** start **
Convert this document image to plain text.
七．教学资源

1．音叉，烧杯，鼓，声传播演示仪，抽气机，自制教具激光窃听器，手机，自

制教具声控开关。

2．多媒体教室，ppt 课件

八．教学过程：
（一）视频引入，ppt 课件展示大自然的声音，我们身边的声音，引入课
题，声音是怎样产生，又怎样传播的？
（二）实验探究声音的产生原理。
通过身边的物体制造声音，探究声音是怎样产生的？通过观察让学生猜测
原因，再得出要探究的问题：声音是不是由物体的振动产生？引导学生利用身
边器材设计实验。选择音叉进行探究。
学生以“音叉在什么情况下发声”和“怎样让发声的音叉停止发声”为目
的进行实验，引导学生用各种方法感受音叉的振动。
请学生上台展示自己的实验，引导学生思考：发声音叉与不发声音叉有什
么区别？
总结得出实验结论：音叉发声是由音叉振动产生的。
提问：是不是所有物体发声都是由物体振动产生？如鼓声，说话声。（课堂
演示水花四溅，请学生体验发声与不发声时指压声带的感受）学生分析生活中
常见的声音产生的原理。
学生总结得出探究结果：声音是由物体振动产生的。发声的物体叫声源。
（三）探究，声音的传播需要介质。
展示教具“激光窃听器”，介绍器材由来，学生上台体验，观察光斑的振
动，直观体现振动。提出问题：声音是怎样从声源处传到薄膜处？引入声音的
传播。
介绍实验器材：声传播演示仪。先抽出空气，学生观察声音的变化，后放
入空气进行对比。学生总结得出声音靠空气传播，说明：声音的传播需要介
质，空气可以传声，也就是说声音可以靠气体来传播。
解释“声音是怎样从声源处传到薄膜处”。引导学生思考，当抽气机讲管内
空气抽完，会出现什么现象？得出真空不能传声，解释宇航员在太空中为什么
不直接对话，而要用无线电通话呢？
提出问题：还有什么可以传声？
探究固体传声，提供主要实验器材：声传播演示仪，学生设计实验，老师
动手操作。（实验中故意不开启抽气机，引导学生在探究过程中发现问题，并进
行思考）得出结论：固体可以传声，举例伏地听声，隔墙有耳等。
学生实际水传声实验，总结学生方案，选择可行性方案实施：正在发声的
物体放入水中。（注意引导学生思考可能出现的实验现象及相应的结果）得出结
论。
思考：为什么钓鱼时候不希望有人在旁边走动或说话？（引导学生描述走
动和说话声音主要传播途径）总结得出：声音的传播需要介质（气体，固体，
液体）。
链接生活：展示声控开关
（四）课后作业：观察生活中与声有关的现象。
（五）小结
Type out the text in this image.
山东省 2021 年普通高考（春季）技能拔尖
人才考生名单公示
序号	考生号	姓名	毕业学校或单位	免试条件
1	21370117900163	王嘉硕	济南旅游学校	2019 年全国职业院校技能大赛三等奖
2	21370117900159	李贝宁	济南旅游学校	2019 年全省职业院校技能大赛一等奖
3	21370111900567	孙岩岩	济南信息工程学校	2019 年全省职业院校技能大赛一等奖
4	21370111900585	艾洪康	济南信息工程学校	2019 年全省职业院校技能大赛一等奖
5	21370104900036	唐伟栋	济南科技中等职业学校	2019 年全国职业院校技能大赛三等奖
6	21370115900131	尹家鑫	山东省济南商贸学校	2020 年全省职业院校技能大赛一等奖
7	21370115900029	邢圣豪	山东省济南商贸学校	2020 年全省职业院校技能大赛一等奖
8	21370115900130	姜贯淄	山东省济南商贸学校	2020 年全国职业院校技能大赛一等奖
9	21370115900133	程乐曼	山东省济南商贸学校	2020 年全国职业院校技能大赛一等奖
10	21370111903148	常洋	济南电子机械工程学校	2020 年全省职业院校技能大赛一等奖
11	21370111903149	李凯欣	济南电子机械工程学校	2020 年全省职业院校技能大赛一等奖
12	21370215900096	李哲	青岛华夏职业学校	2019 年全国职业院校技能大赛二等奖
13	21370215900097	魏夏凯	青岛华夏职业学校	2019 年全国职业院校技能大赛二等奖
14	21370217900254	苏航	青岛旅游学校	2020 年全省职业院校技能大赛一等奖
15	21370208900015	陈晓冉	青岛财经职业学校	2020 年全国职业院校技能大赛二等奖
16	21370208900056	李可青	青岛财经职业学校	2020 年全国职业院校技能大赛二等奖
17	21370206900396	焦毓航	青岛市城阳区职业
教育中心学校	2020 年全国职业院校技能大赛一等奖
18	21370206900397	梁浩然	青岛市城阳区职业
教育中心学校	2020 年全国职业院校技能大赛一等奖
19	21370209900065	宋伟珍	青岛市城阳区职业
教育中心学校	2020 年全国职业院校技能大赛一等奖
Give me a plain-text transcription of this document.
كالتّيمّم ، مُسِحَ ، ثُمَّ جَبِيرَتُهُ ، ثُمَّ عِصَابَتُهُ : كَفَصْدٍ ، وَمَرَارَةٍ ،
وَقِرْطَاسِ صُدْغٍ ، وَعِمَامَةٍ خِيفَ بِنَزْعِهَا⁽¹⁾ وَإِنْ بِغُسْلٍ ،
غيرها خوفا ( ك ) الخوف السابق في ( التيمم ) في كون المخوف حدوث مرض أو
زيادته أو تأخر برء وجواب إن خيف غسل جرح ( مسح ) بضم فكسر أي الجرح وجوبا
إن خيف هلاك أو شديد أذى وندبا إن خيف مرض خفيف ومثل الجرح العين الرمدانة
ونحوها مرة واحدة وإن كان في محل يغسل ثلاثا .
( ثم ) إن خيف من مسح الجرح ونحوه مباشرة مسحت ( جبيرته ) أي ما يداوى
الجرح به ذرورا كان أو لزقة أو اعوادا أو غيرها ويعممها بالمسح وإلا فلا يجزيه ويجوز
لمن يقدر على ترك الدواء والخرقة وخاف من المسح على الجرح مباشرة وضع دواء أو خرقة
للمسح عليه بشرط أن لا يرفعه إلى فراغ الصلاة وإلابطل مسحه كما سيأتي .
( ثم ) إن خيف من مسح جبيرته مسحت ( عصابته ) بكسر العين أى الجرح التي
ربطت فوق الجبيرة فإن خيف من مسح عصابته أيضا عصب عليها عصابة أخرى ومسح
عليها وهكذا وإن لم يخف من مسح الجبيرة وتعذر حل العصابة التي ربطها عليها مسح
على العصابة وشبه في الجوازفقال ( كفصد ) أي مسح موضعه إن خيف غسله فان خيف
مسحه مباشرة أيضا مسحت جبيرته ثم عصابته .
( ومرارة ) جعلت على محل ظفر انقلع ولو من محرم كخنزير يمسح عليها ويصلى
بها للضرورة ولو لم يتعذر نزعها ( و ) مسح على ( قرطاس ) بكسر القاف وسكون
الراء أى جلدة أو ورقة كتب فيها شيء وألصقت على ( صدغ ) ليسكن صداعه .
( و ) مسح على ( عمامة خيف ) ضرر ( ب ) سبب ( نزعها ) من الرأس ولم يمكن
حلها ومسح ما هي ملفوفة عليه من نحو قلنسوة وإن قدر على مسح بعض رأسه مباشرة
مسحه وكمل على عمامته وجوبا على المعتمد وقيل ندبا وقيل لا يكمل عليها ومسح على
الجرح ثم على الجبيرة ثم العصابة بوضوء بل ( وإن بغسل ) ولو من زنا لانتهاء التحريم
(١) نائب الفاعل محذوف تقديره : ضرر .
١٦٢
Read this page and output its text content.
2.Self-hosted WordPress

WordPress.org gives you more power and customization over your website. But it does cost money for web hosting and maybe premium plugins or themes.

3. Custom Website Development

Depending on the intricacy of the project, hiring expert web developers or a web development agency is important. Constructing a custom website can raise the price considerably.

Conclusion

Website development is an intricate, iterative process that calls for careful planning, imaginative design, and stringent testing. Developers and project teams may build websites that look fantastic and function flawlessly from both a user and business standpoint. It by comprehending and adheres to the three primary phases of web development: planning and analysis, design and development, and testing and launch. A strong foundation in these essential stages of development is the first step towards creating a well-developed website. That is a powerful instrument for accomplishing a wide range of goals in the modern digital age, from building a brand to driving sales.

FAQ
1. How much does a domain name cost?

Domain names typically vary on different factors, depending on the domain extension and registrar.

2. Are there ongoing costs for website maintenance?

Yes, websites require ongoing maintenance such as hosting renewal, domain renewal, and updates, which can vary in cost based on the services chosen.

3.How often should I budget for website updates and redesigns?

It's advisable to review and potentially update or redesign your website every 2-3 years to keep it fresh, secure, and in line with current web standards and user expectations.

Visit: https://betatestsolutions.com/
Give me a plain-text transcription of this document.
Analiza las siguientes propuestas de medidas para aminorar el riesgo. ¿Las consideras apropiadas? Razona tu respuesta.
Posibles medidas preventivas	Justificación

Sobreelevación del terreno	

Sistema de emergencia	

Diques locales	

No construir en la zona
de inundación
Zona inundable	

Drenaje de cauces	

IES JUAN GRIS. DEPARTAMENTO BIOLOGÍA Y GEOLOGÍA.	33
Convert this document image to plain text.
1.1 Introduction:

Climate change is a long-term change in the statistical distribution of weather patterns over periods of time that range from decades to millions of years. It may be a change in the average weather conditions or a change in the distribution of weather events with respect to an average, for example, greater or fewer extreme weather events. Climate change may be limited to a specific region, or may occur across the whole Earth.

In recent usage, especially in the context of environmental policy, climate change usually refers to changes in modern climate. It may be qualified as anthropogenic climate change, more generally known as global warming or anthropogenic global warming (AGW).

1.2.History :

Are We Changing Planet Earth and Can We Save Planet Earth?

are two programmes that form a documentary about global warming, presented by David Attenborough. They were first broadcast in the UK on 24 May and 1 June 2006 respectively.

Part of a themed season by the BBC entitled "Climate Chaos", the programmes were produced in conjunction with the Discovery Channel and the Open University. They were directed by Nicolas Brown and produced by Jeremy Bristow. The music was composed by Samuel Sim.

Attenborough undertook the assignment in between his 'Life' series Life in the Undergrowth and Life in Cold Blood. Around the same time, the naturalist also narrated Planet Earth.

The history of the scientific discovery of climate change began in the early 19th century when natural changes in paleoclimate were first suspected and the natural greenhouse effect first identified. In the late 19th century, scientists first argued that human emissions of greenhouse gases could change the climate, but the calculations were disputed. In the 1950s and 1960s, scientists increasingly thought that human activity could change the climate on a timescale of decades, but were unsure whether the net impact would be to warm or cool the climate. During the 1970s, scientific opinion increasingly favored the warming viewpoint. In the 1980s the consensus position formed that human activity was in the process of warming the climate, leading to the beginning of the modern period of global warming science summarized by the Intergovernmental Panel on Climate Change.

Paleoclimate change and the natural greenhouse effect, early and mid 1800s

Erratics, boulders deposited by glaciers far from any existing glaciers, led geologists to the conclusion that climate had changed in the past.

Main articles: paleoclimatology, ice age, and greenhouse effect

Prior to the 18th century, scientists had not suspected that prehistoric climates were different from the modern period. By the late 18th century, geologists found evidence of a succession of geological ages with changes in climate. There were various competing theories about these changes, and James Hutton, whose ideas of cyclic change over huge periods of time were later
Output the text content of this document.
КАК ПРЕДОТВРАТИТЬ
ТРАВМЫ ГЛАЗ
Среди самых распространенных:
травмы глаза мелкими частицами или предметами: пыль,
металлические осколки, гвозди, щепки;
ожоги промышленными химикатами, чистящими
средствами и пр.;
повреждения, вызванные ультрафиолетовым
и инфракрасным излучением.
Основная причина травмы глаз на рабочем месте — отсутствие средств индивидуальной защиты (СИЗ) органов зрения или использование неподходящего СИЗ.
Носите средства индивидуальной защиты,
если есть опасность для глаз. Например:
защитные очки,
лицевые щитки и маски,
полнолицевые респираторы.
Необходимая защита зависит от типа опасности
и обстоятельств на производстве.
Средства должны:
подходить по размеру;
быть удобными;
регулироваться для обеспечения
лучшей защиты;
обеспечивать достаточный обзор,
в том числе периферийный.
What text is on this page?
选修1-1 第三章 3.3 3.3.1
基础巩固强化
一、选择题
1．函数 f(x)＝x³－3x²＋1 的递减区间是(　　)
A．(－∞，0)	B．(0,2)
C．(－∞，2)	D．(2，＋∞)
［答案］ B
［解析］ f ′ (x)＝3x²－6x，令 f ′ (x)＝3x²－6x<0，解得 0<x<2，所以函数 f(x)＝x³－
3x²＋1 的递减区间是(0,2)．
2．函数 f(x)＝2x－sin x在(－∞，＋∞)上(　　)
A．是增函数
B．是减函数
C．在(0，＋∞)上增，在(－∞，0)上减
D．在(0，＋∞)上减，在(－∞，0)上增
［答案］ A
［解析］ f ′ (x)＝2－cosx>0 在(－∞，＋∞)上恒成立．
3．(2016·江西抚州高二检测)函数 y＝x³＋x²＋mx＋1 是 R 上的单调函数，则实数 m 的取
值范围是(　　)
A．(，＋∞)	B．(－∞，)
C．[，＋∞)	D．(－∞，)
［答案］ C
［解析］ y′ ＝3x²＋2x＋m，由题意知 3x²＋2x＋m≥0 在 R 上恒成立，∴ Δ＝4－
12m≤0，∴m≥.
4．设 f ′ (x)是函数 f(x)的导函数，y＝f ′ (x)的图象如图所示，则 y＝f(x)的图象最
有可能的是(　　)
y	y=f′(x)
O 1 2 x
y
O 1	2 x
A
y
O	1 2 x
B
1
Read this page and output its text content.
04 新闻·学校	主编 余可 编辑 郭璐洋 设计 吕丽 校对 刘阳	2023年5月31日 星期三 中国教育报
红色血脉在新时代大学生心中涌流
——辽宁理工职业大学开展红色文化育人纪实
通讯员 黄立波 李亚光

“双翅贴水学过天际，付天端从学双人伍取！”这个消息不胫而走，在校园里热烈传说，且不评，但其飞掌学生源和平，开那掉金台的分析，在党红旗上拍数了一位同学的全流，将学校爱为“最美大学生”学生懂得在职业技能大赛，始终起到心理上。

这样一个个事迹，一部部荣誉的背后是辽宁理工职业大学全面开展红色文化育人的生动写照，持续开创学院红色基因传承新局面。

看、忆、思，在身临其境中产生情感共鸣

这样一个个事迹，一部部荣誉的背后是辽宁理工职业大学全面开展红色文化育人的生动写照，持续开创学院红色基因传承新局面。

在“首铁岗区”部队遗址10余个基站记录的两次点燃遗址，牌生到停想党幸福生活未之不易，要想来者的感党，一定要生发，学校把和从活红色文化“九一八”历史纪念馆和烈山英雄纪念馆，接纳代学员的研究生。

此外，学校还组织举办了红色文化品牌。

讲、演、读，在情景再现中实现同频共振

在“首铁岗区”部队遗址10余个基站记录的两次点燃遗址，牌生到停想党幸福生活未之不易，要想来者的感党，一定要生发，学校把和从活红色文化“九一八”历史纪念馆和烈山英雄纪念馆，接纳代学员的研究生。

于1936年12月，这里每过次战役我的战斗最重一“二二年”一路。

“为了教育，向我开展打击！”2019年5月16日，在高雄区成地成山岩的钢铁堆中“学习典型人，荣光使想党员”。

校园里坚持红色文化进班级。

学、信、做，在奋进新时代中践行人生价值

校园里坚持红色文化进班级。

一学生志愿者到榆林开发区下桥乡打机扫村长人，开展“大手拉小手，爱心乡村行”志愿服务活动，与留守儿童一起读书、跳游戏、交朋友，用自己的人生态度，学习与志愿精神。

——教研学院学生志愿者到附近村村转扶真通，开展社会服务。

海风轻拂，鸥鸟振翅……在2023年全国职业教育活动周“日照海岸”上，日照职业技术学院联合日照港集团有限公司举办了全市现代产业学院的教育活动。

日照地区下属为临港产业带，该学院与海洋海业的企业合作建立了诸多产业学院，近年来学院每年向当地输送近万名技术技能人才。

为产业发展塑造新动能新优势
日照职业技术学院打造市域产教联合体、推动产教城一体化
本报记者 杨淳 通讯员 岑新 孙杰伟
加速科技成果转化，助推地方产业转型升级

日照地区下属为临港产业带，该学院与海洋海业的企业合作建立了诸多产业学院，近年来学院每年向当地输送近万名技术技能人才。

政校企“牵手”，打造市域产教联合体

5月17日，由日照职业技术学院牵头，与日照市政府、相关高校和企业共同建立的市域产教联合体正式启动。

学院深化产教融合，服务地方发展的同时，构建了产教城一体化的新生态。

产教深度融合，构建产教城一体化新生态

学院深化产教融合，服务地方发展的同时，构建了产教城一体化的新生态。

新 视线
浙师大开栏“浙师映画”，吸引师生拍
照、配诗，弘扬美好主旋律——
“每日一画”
** end **
Collect every line with the string "عصابته" from the records, and copy each.

( ثم ) إن خيف من مسح جبيرته مسحت ( عصابته ) بكسر العين أى الجرح التي
ربطت فوق الجبيرة فإن خيف من مسح عصابته أيضا عصب عليها عصابة أخرى ومسح
مسحه مباشرة أيضا مسحت جبيرته ثم عصابته .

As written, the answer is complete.